- _Text block_
==*==

# Way-Assauto ("WA") Brand Cycle Fittings



## juvela (Aug 19, 2019)

------

In case any readers have an interest in the products of this firm I ran across a forum discussion thread which gives information about the company history and their products.  Includes a great many photos.

They are going yet today but have not produced cycle fittings since about 1972.

http://veloretrocourse.proboards.com/thread/1204/assauto-wa?page=1&scrollTo=19622

Products included headsets, bottom bracket assemblies, chainsets, pedals & drive chains.

There is also an entry on them at CR -

http://www.classicrendezvous.com/Italy/Way-Assauto .htm

-----


----------



## Oilit (Aug 23, 2019)

Interesting old factory photos! I wonder why so much of the workforce was women? Or maybe it was just in some departments?


----------



## juvela (Aug 23, 2019)

Oilit said:


> Interesting old factory photos! I wonder why so much of the workforce was women? Or maybe it was just in some departments?




-----

Two possibilities come to mind -

a) it may have been a wartime image

b) it was common for women to do repetitive factory work - perhaps employers found they made fewer mistakes than the gents  

-----


----------



## Oilit (Aug 24, 2019)

juvela said:


> -----
> 
> Two possibilities come to mind -
> 
> ...



After I thought about it, I realized it depends on the industry. Traditionally, there weren't a lot of women in the heavy industries, but they were always a major part of the textile industry, and I believe Schwinn hired a lot of women as well. I read somewhere that Ignaz thought they had a good touch for brazing and welding!


----------



## non-fixie (Aug 26, 2019)

When I saw that logo I remembered seeing it only a few days earlier, when going through my stash of second-hand pedals looking for something nice and French and sixty-ish. The "S" and "D" designations meant these were Italian, rather than French, so I put them aside in favor of a set with "G" and "D".

==*==

- _The task_
Can you pick up the Way-Assauto forum thread above and carry it on from the end of its last post?

==*==

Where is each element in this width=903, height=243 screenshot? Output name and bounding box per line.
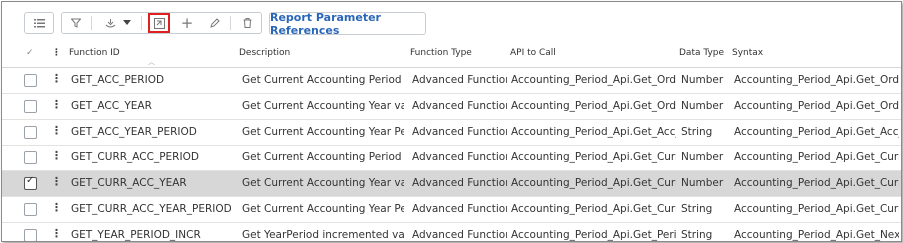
cell-description: Get Current Accounting Period val... [242, 74, 404, 86]
cell-function-type: Advanced Function [412, 99, 507, 112]
separator [230, 16, 231, 30]
cell-syntax: Accounting_Period_Api.Get_Curr_A... [734, 203, 899, 215]
table-row[interactable]: ⋮ GET_ACC_YEAR_PERIOD Get Current Accounti… [2, 120, 901, 146]
row-menu-icon[interactable]: ⋮ [51, 176, 62, 187]
cell-syntax: Accounting_Period_Api.Get_Ordin... [734, 74, 899, 86]
app-window: + Report Parameter References ✓ ⋮ Functi… [1, 1, 902, 242]
row-checkbox[interactable] [24, 228, 37, 241]
table-row[interactable]: ✓ ⋮ GET_CURR_ACC_YEAR Get Current Accountin… [2, 171, 901, 198]
highlight-box [148, 13, 170, 33]
row-menu-icon[interactable]: ⋮ [51, 99, 62, 110]
cell-api-to-call: Accounting_Period_Api.Get_Curr_A... [511, 177, 676, 190]
cell-syntax: Accounting_Period_Api.Get_Next_... [734, 228, 899, 241]
cell-data-type: Number [681, 74, 724, 86]
table-row[interactable]: ⋮ GET_ACC_PERIOD Get Current Accounting Pe… [2, 68, 901, 94]
column-description[interactable]: Description [239, 48, 290, 58]
row-checkbox[interactable] [24, 203, 37, 216]
table-row[interactable]: ⋮ GET_YEAR_PERIOD_INCR Get YearPeriod incr… [2, 223, 901, 241]
cell-api-to-call: Accounting_Period_Api.Get_Ordin... [511, 74, 676, 86]
cell-syntax: Accounting_Period_Api.Get_Ordin... [734, 99, 899, 112]
cell-description: Get Current Accounting Period val... [242, 151, 404, 164]
cell-description: Get Current Accounting Year Perio... [242, 125, 404, 138]
trash-icon[interactable] [236, 13, 258, 33]
column-function-id[interactable]: Function ID [69, 48, 120, 58]
dropdown-caret-icon[interactable] [120, 13, 134, 33]
column-data-type[interactable]: Data Type [679, 48, 724, 58]
cell-api-to-call: Accounting_Period_Api.Get_Period... [511, 228, 676, 241]
cell-data-type: String [681, 228, 713, 241]
separator [91, 16, 92, 30]
cell-api-to-call: Accounting_Period_Api.Get_Curr_A... [511, 151, 676, 164]
row-menu-icon[interactable]: ⋮ [51, 150, 62, 161]
row-checkbox[interactable] [24, 74, 37, 87]
edit-icon[interactable] [204, 13, 226, 33]
header-kebab-icon[interactable]: ⋮ [52, 48, 61, 58]
cell-api-to-call: Accounting_Period_Api.Get_Curr_A... [511, 203, 676, 215]
list-icon[interactable] [25, 13, 53, 33]
cell-function-id: GET_ACC_PERIOD [71, 74, 165, 86]
row-menu-icon[interactable]: ⋮ [51, 202, 62, 213]
cell-function-type: Advanced Function [412, 228, 507, 241]
cell-function-type: Advanced Function [412, 151, 507, 164]
column-api-to-call[interactable]: API to Call [510, 48, 556, 58]
cell-function-id: GET_CURR_ACC_PERIOD [71, 151, 199, 164]
table-row[interactable]: ⋮ GET_CURR_ACC_PERIOD Get Current Accounti… [2, 145, 901, 172]
copy-icon[interactable] [100, 13, 120, 33]
cell-description: Get YearPeriod incremented value... [242, 228, 404, 241]
cell-api-to-call: Accounting_Period_Api.Get_Acc_Ye... [511, 125, 676, 138]
check-icon: ✓ [26, 175, 35, 187]
row-checkbox[interactable] [24, 125, 37, 139]
cell-function-type: Advanced Function [412, 74, 507, 86]
row-menu-icon[interactable]: ⋮ [51, 73, 62, 84]
cell-syntax: Accounting_Period_Api.Get_Curr_A... [734, 151, 899, 164]
cell-function-type: Advanced Function [412, 125, 507, 138]
plus-icon[interactable]: + [176, 13, 198, 33]
separator [141, 16, 142, 30]
cell-api-to-call: Accounting_Period_Api.Get_Ordin... [511, 99, 676, 112]
cell-data-type: Number [681, 99, 724, 112]
cell-function-id: GET_CURR_ACC_YEAR [71, 177, 187, 190]
select-all-checkmark[interactable]: ✓ [26, 48, 34, 58]
cell-syntax: Accounting_Period_Api.Get_Curr_A... [734, 177, 899, 190]
cell-data-type: Number [681, 151, 724, 164]
sort-up-icon: ︿ [148, 58, 155, 66]
cell-function-type: Advanced Function [412, 203, 507, 215]
row-checkbox[interactable]: ✓ [24, 175, 37, 191]
cell-function-type: Advanced Function [412, 177, 507, 190]
cell-description: Get Current Accounting Year value... [242, 177, 404, 190]
cell-data-type: Number [681, 177, 724, 190]
cell-function-id: GET_CURR_ACC_YEAR_PERIOD [71, 203, 231, 215]
table-header: ✓ ⋮ Function ID ︿ Description Function T… [2, 42, 901, 68]
table-row[interactable]: ⋮ GET_ACC_YEAR Get Current Accounting Year… [2, 94, 901, 120]
cell-data-type: String [681, 125, 713, 138]
toolbar: + Report Parameter References [2, 2, 901, 42]
filter-icon[interactable] [62, 13, 90, 33]
list-view-group [24, 12, 54, 34]
cell-description: Get Current Accounting Year value... [242, 99, 404, 112]
cell-description: Get Current Accounting Year Perio... [242, 203, 404, 215]
row-menu-icon[interactable]: ⋮ [51, 228, 62, 239]
cell-function-id: GET_ACC_YEAR_PERIOD [71, 125, 197, 138]
table-row[interactable]: ⋮ GET_CURR_ACC_YEAR_PERIOD Get Current Acc… [2, 197, 901, 223]
report-parameter-references-button[interactable]: Report Parameter References [269, 11, 426, 37]
column-syntax[interactable]: Syntax [732, 48, 763, 58]
row-checkbox[interactable] [24, 151, 37, 165]
row-checkbox[interactable] [24, 99, 37, 113]
row-menu-icon[interactable]: ⋮ [51, 125, 62, 136]
cell-data-type: String [681, 203, 713, 215]
cell-function-id: GET_YEAR_PERIOD_INCR [71, 228, 201, 241]
cell-syntax: Accounting_Period_Api.Get_Acc_Ye... [734, 125, 899, 138]
column-function-type[interactable]: Function Type [410, 48, 472, 58]
cell-function-id: GET_ACC_YEAR [71, 99, 152, 112]
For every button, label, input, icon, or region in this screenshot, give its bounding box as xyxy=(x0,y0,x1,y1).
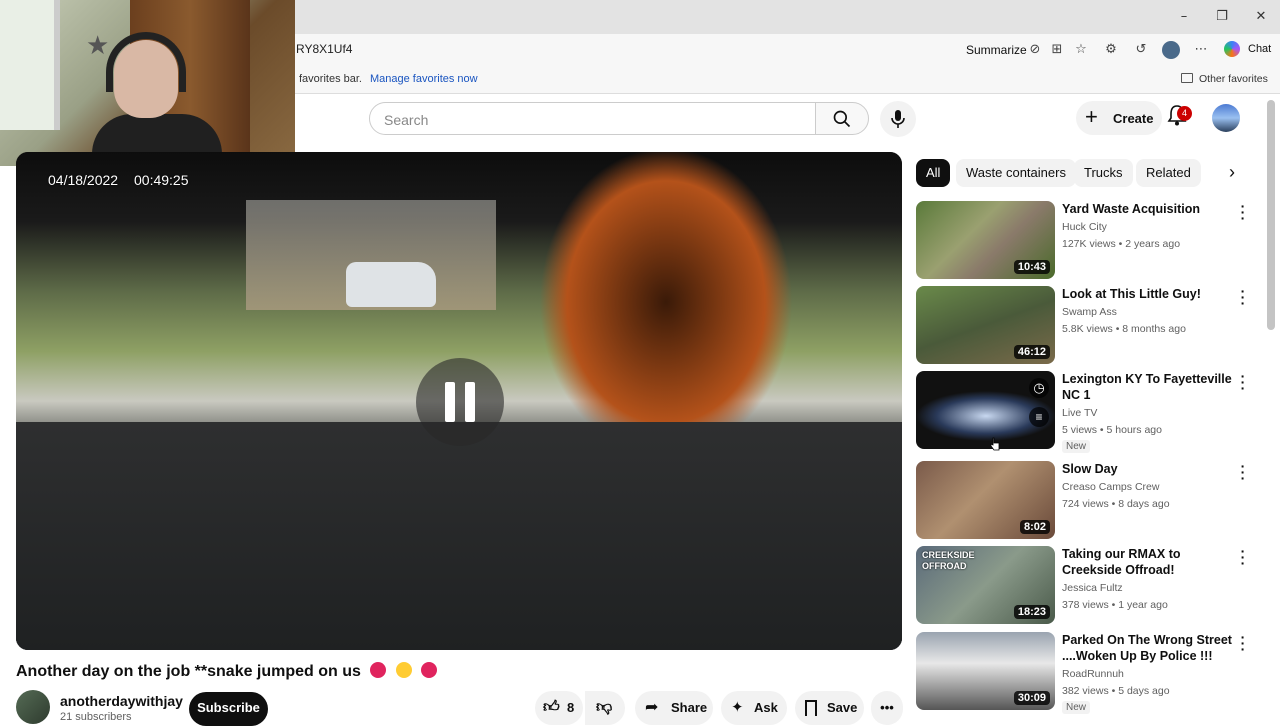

==*==

- _Solved exercise_
Got them back out tonight for a closer look and some international exposure. 

Judging by the mangled MKS spinners they have seen some use, but they spin very smoothly and should clean up beautifully.

Thanks, juvela, for bringing them to our attention!

Now, what would be a nice bike to go with these?


----------



## OldSkipTooth (Aug 26, 2019)

Those photos of factory workers looks at least WWI, possibly earlier as the machinery is all belt drive from turbines centralized in the building. This was common up until the mid- late 1920’s when factories modernized.


----------



## juvela (Aug 26, 2019)

OldSkipTooth said:


> Those photos of factory workers looks at least WWI, possibly earlier as the machinery is all belt drive from turbines centralized in the building. This was common up until the mid- late 1920’s when factories modernized.




-----

Thanks very much for this post.

Was thinking that the overhead rotating shaft driving belts which went down to the work area might be a dating aid but did not know the technics history.  

IIRC history states company created 1895 so this fits in.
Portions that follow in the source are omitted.